▸ Exercise description:
From the entries below, work out the number of lines that hold the word "资料来源", and give that number alone.

▸ Task data:
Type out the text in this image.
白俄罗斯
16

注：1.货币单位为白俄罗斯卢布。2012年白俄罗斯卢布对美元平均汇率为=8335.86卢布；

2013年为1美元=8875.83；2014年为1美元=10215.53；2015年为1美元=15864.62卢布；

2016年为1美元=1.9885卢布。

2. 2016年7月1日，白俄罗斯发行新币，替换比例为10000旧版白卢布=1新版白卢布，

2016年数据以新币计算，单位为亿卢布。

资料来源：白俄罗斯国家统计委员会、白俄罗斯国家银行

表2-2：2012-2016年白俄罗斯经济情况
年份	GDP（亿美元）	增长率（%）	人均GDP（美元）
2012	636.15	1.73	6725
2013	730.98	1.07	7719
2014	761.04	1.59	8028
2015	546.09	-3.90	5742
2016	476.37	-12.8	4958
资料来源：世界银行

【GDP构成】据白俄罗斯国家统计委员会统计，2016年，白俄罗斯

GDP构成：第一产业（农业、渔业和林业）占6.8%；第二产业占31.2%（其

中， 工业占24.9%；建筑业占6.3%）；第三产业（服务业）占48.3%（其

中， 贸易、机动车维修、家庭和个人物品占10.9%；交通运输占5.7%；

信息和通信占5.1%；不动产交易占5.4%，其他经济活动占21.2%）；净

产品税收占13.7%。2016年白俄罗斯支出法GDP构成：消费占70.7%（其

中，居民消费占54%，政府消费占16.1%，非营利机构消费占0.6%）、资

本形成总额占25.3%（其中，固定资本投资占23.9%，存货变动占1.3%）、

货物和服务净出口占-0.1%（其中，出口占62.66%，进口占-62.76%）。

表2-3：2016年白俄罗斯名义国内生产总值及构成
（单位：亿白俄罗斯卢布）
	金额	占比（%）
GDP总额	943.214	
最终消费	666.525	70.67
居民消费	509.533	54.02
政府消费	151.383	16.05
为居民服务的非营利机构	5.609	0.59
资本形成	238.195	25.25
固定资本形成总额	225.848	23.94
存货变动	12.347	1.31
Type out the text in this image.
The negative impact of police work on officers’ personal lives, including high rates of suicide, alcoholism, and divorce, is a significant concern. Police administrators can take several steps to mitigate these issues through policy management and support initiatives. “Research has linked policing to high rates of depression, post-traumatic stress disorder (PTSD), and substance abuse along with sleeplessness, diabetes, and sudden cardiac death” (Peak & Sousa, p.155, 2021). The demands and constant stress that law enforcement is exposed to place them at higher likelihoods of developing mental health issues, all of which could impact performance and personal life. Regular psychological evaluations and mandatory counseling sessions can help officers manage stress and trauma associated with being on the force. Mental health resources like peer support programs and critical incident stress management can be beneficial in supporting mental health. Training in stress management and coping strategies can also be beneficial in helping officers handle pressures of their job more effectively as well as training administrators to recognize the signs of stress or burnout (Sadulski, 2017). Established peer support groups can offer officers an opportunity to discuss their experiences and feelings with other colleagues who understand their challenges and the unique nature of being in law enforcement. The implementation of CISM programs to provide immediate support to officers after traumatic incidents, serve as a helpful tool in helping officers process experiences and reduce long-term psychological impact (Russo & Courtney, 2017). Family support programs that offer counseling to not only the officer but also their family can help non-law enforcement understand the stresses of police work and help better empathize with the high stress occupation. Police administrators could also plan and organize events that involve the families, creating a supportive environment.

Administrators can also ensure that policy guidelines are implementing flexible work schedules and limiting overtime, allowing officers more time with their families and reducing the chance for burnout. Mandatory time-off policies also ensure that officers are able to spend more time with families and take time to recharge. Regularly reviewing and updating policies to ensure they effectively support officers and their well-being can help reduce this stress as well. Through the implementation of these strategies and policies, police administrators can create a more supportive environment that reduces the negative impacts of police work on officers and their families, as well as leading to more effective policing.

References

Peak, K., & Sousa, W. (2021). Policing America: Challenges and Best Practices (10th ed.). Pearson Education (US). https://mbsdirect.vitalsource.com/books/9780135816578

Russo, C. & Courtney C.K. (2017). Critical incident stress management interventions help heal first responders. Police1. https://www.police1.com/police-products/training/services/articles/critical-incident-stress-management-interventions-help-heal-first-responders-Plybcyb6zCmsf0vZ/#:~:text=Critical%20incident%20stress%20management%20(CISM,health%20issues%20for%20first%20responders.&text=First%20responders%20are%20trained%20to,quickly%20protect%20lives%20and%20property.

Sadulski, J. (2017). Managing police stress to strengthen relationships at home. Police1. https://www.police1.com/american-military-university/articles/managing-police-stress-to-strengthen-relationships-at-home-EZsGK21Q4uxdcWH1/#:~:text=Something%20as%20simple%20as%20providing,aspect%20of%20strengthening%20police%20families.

▸ Final result:
2